Lay out every line of the material below as a JSON list of strings, with one string per line and no blank lines.

[Element location data]
##############################

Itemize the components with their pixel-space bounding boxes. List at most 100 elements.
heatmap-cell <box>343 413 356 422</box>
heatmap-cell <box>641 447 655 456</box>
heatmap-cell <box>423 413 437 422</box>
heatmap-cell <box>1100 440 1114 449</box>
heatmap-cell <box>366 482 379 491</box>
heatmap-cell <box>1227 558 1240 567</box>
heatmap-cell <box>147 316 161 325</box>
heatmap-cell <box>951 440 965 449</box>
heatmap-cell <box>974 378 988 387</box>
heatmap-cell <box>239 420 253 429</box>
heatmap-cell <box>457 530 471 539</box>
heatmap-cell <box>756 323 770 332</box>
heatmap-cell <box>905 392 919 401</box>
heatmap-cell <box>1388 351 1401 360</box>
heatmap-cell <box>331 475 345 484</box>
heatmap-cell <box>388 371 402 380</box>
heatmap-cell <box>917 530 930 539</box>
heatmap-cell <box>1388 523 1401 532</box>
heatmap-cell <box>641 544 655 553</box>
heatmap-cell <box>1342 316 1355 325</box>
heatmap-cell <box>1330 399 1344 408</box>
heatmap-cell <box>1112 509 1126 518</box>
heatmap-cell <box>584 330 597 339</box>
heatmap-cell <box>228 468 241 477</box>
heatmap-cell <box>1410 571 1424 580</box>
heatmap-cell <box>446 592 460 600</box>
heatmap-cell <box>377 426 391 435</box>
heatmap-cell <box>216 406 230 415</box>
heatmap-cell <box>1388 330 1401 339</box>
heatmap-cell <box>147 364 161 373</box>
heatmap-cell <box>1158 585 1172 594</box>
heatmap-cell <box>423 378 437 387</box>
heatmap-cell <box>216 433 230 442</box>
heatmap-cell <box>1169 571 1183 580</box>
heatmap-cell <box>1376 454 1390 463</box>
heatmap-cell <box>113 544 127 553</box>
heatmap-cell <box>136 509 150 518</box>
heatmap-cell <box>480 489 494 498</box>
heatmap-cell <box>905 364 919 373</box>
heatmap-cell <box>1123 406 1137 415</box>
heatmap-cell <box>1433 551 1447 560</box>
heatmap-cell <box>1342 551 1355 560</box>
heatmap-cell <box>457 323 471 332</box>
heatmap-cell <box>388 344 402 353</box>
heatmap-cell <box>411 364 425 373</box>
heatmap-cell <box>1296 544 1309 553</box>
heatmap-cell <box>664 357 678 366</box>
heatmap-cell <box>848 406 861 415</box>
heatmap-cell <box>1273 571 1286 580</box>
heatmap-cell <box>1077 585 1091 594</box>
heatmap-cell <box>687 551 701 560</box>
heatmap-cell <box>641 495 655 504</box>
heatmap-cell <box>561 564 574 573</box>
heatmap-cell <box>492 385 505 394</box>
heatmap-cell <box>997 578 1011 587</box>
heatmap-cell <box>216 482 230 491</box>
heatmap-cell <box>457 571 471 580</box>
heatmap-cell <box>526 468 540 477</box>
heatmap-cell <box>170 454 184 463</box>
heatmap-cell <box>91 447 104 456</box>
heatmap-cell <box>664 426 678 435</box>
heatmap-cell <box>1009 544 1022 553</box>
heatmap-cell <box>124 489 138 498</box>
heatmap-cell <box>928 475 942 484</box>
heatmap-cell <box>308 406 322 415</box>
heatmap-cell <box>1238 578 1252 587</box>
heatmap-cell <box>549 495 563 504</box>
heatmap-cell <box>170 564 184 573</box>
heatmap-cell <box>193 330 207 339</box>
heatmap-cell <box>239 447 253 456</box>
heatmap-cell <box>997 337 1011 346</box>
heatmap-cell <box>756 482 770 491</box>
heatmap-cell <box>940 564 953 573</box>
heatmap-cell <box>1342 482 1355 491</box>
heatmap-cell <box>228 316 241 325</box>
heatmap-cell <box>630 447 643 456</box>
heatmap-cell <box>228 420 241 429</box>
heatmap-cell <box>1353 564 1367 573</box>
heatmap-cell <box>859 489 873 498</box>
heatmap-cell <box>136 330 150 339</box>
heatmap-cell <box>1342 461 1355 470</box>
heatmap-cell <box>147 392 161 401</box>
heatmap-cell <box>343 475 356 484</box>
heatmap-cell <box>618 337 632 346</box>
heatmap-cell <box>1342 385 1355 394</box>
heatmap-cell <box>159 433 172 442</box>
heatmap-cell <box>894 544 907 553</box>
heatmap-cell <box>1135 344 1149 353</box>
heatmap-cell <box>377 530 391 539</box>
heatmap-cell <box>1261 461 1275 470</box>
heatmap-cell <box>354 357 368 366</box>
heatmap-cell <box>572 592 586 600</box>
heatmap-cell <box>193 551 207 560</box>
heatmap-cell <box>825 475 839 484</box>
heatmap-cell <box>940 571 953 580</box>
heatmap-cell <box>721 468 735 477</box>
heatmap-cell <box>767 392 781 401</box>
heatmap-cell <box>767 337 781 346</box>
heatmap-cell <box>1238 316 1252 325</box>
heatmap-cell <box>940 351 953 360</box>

##############################

THE REPLY |
[
  "Itemize the components with their pixel-space bounding boxes. List at most 100 elements.",
  "heatmap-cell <box>343 413 356 422</box>",
  "heatmap-cell <box>641 447 655 456</box>",
  "heatmap-cell <box>423 413 437 422</box>",
  "heatmap-cell <box>1100 440 1114 449</box>",
  "heatmap-cell <box>366 482 379 491</box>",
  "heatmap-cell <box>1227 558 1240 567</box>",
  "heatmap-cell <box>147 316 161 325</box>",
  "heatmap-cell <box>951 440 965 449</box>",
  "heatmap-cell <box>974 378 988 387</box>",
  "heatmap-cell <box>239 420 253 429</box>",
  "heatmap-cell <box>457 530 471 539</box>",
  "heatmap-cell <box>756 323 770 332</box>",
  "heatmap-cell <box>905 392 919 401</box>",
  "heatmap-cell <box>1388 351 1401 360</box>",
  "heatmap-cell <box>331 475 345 484</box>",
  "heatmap-cell <box>388 371 402 380</box>",
  "heatmap-cell <box>917 530 930 539</box>",
  "heatmap-cell <box>1388 523 1401 532</box>",
  "heatmap-cell <box>641 544 655 553</box>",
  "heatmap-cell <box>1342 316 1355 325</box>",
  "heatmap-cell <box>1330 399 1344 408</box>",
  "heatmap-cell <box>1112 509 1126 518</box>",
  "heatmap-cell <box>584 330 597 339</box>",
  "heatmap-cell <box>228 468 241 477</box>",
  "heatmap-cell <box>1410 571 1424 580</box>",
  "heatmap-cell <box>446 592 460 600</box>",
  "heatmap-cell <box>377 426 391 435</box>",
  "heatmap-cell <box>216 406 230 415</box>",
  "heatmap-cell <box>1388 330 1401 339</box>",
  "heatmap-cell <box>147 364 161 373</box>",
  "heatmap-cell <box>1158 585 1172 594</box>",
  "heatmap-cell <box>423 378 437 387</box>",
  "heatmap-cell <box>216 433 230 442</box>",
  "heatmap-cell <box>1169 571 1183 580</box>",
  "heatmap-cell <box>1376 454 1390 463</box>",
  "heatmap-cell <box>113 544 127 553</box>",
  "heatmap-cell <box>136 509 150 518</box>",
  "heatmap-cell <box>480 489 494 498</box>",
  "heatmap-cell <box>905 364 919 373</box>",
  "heatmap-cell <box>1123 406 1137 415</box>",
  "heatmap-cell <box>1433 551 1447 560</box>",
  "heatmap-cell <box>1342 551 1355 560</box>",
  "heatmap-cell <box>457 323 471 332</box>",
  "heatmap-cell <box>388 344 402 353</box>",
  "heatmap-cell <box>411 364 425 373</box>",
  "heatmap-cell <box>1296 544 1309 553</box>",
  "heatmap-cell <box>664 357 678 366</box>",
  "heatmap-cell <box>848 406 861 415</box>",
  "heatmap-cell <box>1273 571 1286 580</box>",
  "heatmap-cell <box>1077 585 1091 594</box>",
  "heatmap-cell <box>687 551 701 560</box>",
  "heatmap-cell <box>641 495 655 504</box>",
  "heatmap-cell <box>561 564 574 573</box>",
  "heatmap-cell <box>492 385 505 394</box>",
  "heatmap-cell <box>997 578 1011 587</box>",
  "heatmap-cell <box>216 482 230 491</box>",
  "heatmap-cell <box>457 571 471 580</box>",
  "heatmap-cell <box>526 468 540 477</box>",
  "heatmap-cell <box>170 454 184 463</box>",
  "heatmap-cell <box>91 447 104 456</box>",
  "heatmap-cell <box>664 426 678 435</box>",
  "heatmap-cell <box>1009 544 1022 553</box>",
  "heatmap-cell <box>124 489 138 498</box>",
  "heatmap-cell <box>928 475 942 484</box>",
  "heatmap-cell <box>308 406 322 415</box>",
  "heatmap-cell <box>1238 578 1252 587</box>",
  "heatmap-cell <box>549 495 563 504</box>",
  "heatmap-cell <box>170 564 184 573</box>",
  "heatmap-cell <box>193 330 207 339</box>",
  "heatmap-cell <box>239 447 253 456</box>",
  "heatmap-cell <box>997 337 1011 346</box>",
  "heatmap-cell <box>756 482 770 491</box>",
  "heatmap-cell <box>940 564 953 573</box>",
  "heatmap-cell <box>1342 482 1355 491</box>",
  "heatmap-cell <box>228 316 241 325</box>",
  "heatmap-cell <box>630 447 643 456</box>",
  "heatmap-cell <box>228 420 241 429</box>",
  "heatmap-cell <box>1353 564 1367 573</box>",
  "heatmap-cell <box>859 489 873 498</box>",
  "heatmap-cell <box>136 330 150 339</box>",
  "heatmap-cell <box>1342 461 1355 470</box>",
  "heatmap-cell <box>147 392 161 401</box>",
  "heatmap-cell <box>343 475 356 484</box>",
  "heatmap-cell <box>618 337 632 346</box>",
  "heatmap-cell <box>1342 385 1355 394</box>",
  "heatmap-cell <box>159 433 172 442</box>",
  "heatmap-cell <box>894 544 907 553</box>",
  "heatmap-cell <box>1135 344 1149 353</box>",
  "heatmap-cell <box>377 530 391 539</box>",
  "heatmap-cell <box>1261 461 1275 470</box>",
  "heatmap-cell <box>354 357 368 366</box>",
  "heatmap-cell <box>572 592 586 600</box>",
  "heatmap-cell <box>193 551 207 560</box>",
  "heatmap-cell <box>825 475 839 484</box>",
  "heatmap-cell <box>940 571 953 580</box>",
  "heatmap-cell <box>721 468 735 477</box>",
  "heatmap-cell <box>767 392 781 401</box>",
  "heatmap-cell <box>767 337 781 346</box>",
  "heatmap-cell <box>1238 316 1252 325</box>",
  "heatmap-cell <box>940 351 953 360</box>"
]